──────── Material
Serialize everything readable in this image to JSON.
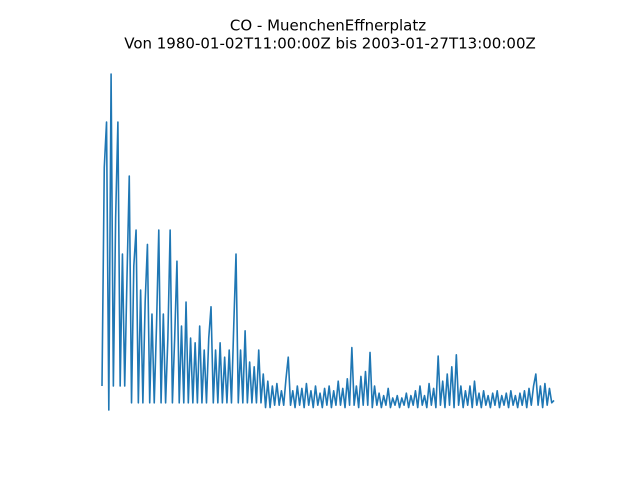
{
  "chart_data": {
    "type": "line",
    "title": "CO - MuenchenEffnerplatz",
    "subtitle": "Von 1980-01-02T11:00:00Z bis 2003-01-27T13:00:00Z",
    "color": "#1f77b4",
    "ylim": [
      0,
      14
    ],
    "values": [
      1.0,
      10.1,
      12,
      0,
      14,
      1.0,
      8,
      12,
      1.0,
      6.5,
      1.0,
      5.5,
      9.75,
      0.3,
      6,
      7.5,
      0.3,
      5,
      0.3,
      4.5,
      6.9,
      0.3,
      4,
      0.3,
      3.5,
      7.5,
      0.3,
      4,
      0.3,
      3,
      7.5,
      0.3,
      3,
      6.2,
      0.3,
      3.5,
      0.3,
      4.5,
      0.3,
      3,
      0.3,
      2.8,
      0.3,
      3.5,
      0.3,
      2.5,
      0.3,
      3,
      4.3,
      0.3,
      2.5,
      0.3,
      2.8,
      0.3,
      2.2,
      0.3,
      2.5,
      0.3,
      3.5,
      6.5,
      0.3,
      2.5,
      0.3,
      3.3,
      0.3,
      2,
      0.3,
      1.8,
      0.3,
      2.5,
      0.3,
      1.5,
      0.1,
      1.2,
      0.1,
      1.0,
      0.2,
      1.1,
      0.2,
      0.8,
      0.2,
      1.3,
      2.2,
      0.2,
      0.8,
      0.1,
      1.0,
      0.2,
      0.9,
      0.1,
      1.1,
      0.2,
      0.8,
      0.1,
      1.0,
      0.2,
      0.7,
      0.1,
      0.9,
      0.2,
      1.0,
      0.1,
      0.8,
      0.2,
      1.2,
      0.2,
      0.9,
      0.1,
      1.3,
      0.2,
      2.6,
      0.2,
      1.0,
      0.1,
      1.4,
      0.2,
      1.6,
      0.2,
      2.4,
      0.1,
      1.0,
      0.2,
      0.7,
      0.1,
      0.6,
      0.2,
      0.9,
      0.1,
      0.5,
      0.2,
      0.6,
      0.1,
      0.5,
      0.2,
      0.7,
      0.1,
      0.6,
      0.2,
      0.8,
      0.1,
      1.0,
      0.2,
      0.6,
      0.1,
      1.1,
      0.2,
      0.9,
      0.1,
      2.25,
      0.2,
      1.2,
      0.1,
      1.5,
      0.2,
      1.8,
      0.1,
      2.3,
      0.2,
      1.0,
      0.1,
      0.8,
      0.2,
      1.0,
      0.1,
      1.2,
      0.2,
      0.7,
      0.1,
      0.8,
      0.2,
      0.6,
      0.1,
      0.7,
      0.2,
      0.8,
      0.1,
      0.6,
      0.2,
      0.7,
      0.1,
      0.8,
      0.2,
      0.6,
      0.1,
      0.7,
      0.2,
      0.8,
      0.1,
      0.9,
      0.2,
      1.0,
      1.5,
      0.2,
      1.0,
      0.1,
      1.1,
      0.2,
      0.9,
      0.3,
      0.4
    ]
  }
}
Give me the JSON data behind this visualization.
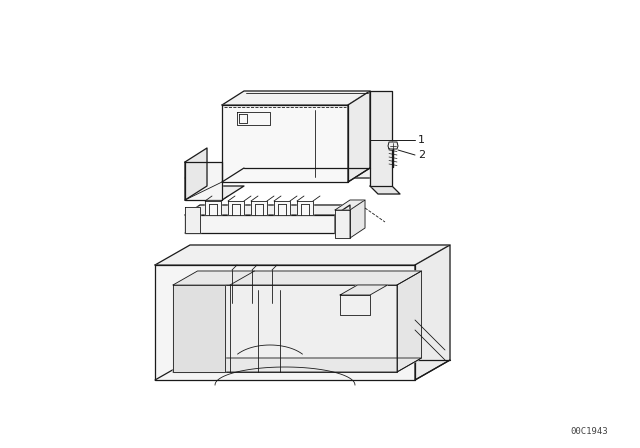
{
  "background_color": "#ffffff",
  "line_color": "#1a1a1a",
  "catalog_number": "00C1943",
  "catalog_number_color": "#444444",
  "label_1": "1",
  "label_2": "2",
  "fig_width": 6.4,
  "fig_height": 4.48,
  "dpi": 100
}
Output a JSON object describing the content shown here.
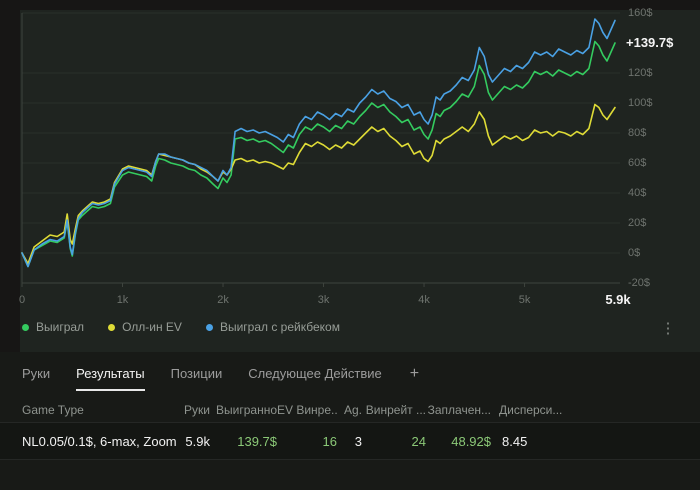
{
  "chart": {
    "y_axis": {
      "ticks": [
        {
          "label": "160$",
          "value": 160
        },
        {
          "label": "120$",
          "value": 120
        },
        {
          "label": "100$",
          "value": 100
        },
        {
          "label": "80$",
          "value": 80
        },
        {
          "label": "60$",
          "value": 60
        },
        {
          "label": "40$",
          "value": 40
        },
        {
          "label": "20$",
          "value": 20
        },
        {
          "label": "0$",
          "value": 0
        },
        {
          "label": "-20$",
          "value": -20
        }
      ]
    },
    "hidden_gridline_value": 140,
    "x_axis": {
      "ticks": [
        {
          "label": "0",
          "hands": 0
        },
        {
          "label": "1k",
          "hands": 1000
        },
        {
          "label": "2k",
          "hands": 2000
        },
        {
          "label": "3k",
          "hands": 3000
        },
        {
          "label": "4k",
          "hands": 4000
        },
        {
          "label": "5k",
          "hands": 5000
        }
      ],
      "end": {
        "label": "5.9k",
        "hands": 5900
      }
    }
  },
  "chart_data": {
    "type": "line",
    "xlabel_units": "hands",
    "xlim": [
      0,
      5900
    ],
    "ylim": [
      -20,
      160
    ],
    "grid": "horizontal",
    "legend_position": "bottom-left",
    "annotation": {
      "text": "+139.7$",
      "value": 139.7
    },
    "x": [
      0,
      60,
      120,
      200,
      280,
      350,
      420,
      450,
      480,
      500,
      530,
      560,
      600,
      650,
      700,
      760,
      820,
      880,
      920,
      1000,
      1060,
      1120,
      1180,
      1240,
      1290,
      1330,
      1360,
      1420,
      1480,
      1540,
      1600,
      1660,
      1720,
      1780,
      1840,
      1900,
      1950,
      2000,
      2040,
      2080,
      2120,
      2180,
      2240,
      2300,
      2360,
      2420,
      2480,
      2540,
      2600,
      2650,
      2700,
      2760,
      2820,
      2880,
      2940,
      3000,
      3060,
      3120,
      3180,
      3240,
      3300,
      3360,
      3420,
      3480,
      3540,
      3600,
      3660,
      3720,
      3780,
      3840,
      3900,
      3960,
      4000,
      4040,
      4080,
      4120,
      4160,
      4200,
      4260,
      4320,
      4380,
      4440,
      4500,
      4550,
      4600,
      4640,
      4680,
      4720,
      4760,
      4800,
      4860,
      4920,
      4980,
      5040,
      5100,
      5160,
      5220,
      5280,
      5340,
      5400,
      5460,
      5520,
      5580,
      5640,
      5700,
      5740,
      5780,
      5820,
      5860,
      5900
    ],
    "series": [
      {
        "name": "Выиграл",
        "color": "#34cb5f",
        "final_value": 139.7,
        "values": [
          0,
          -9,
          2,
          5,
          8,
          7,
          10,
          21,
          3,
          -2,
          12,
          22,
          25,
          28,
          31,
          30,
          31,
          33,
          44,
          52,
          54,
          53,
          52,
          51,
          48,
          58,
          63,
          62,
          60,
          59,
          58,
          56,
          55,
          52,
          50,
          46,
          43,
          50,
          47,
          52,
          76,
          77,
          75,
          76,
          74,
          75,
          73,
          70,
          67,
          72,
          70,
          79,
          84,
          82,
          86,
          84,
          81,
          85,
          83,
          88,
          86,
          91,
          95,
          100,
          97,
          99,
          94,
          91,
          87,
          89,
          82,
          84,
          79,
          76,
          82,
          93,
          91,
          95,
          97,
          101,
          106,
          104,
          111,
          125,
          119,
          107,
          102,
          105,
          108,
          111,
          109,
          112,
          110,
          114,
          121,
          119,
          121,
          118,
          122,
          120,
          118,
          121,
          119,
          123,
          141,
          138,
          132,
          128,
          134,
          140
        ]
      },
      {
        "name": "Олл-ин EV",
        "color": "#dedb36",
        "values": [
          0,
          -7,
          4,
          8,
          12,
          11,
          14,
          26,
          9,
          6,
          16,
          25,
          28,
          31,
          34,
          33,
          34,
          36,
          47,
          56,
          58,
          57,
          56,
          55,
          52,
          61,
          66,
          65,
          64,
          63,
          62,
          60,
          59,
          56,
          54,
          51,
          48,
          54,
          52,
          56,
          62,
          63,
          61,
          62,
          60,
          61,
          60,
          58,
          56,
          60,
          59,
          67,
          73,
          71,
          74,
          72,
          69,
          72,
          70,
          74,
          72,
          76,
          80,
          84,
          81,
          83,
          78,
          75,
          71,
          73,
          66,
          68,
          63,
          61,
          65,
          75,
          73,
          76,
          78,
          81,
          84,
          81,
          86,
          94,
          89,
          78,
          72,
          74,
          76,
          78,
          76,
          78,
          75,
          77,
          82,
          80,
          81,
          78,
          81,
          80,
          78,
          81,
          79,
          83,
          99,
          97,
          92,
          89,
          93,
          97
        ]
      },
      {
        "name": "Выиграл с рейкбеком",
        "color": "#4aa1e4",
        "values": [
          0,
          -9,
          2,
          6,
          9,
          8,
          11,
          22,
          4,
          -1,
          13,
          23,
          27,
          30,
          33,
          32,
          33,
          35,
          46,
          55,
          57,
          56,
          55,
          54,
          51,
          61,
          66,
          66,
          64,
          63,
          62,
          60,
          59,
          57,
          55,
          51,
          48,
          55,
          52,
          57,
          81,
          83,
          81,
          82,
          80,
          81,
          79,
          77,
          74,
          79,
          77,
          86,
          91,
          89,
          94,
          92,
          89,
          93,
          91,
          96,
          94,
          100,
          104,
          109,
          106,
          108,
          103,
          101,
          97,
          99,
          92,
          94,
          89,
          86,
          92,
          104,
          102,
          106,
          108,
          112,
          117,
          115,
          122,
          137,
          131,
          119,
          114,
          117,
          120,
          123,
          121,
          125,
          123,
          127,
          134,
          132,
          134,
          131,
          136,
          134,
          132,
          135,
          133,
          137,
          156,
          153,
          147,
          143,
          149,
          155
        ]
      }
    ]
  },
  "icons": {
    "more_vertical": "⋮",
    "add_tab": "+"
  },
  "tabs": {
    "items": [
      "Руки",
      "Результаты",
      "Позиции",
      "Следующее Действие"
    ],
    "active_index": 1
  },
  "table": {
    "columns": [
      "Game Type",
      "Руки",
      "Выигранно",
      "EV Винре...",
      "Ag.",
      "Винрейт ...",
      "Заплачен...",
      "Дисперси..."
    ],
    "row": {
      "cells": [
        "NL0.05/0.1$, 6-max, Zoom",
        "5.9k",
        "139.7$",
        "16",
        "3",
        "24",
        "48.92$",
        "8.45"
      ]
    },
    "green_value_indices": [
      2,
      3,
      5,
      6
    ]
  },
  "colors": {
    "positive_text": "#8bc877",
    "chart_background": "#1f2420",
    "panel_background": "#181a17"
  }
}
────────────────
* **What the task asks**
Pick out, from the lines above, every one that contains the string "hands".

* **Response below**
          "hands": 0
          "hands": 1000
          "hands": 2000
          "hands": 3000
          "hands": 4000
          "hands": 5000
        "hands": 5900
    "xlabel_units": "hands",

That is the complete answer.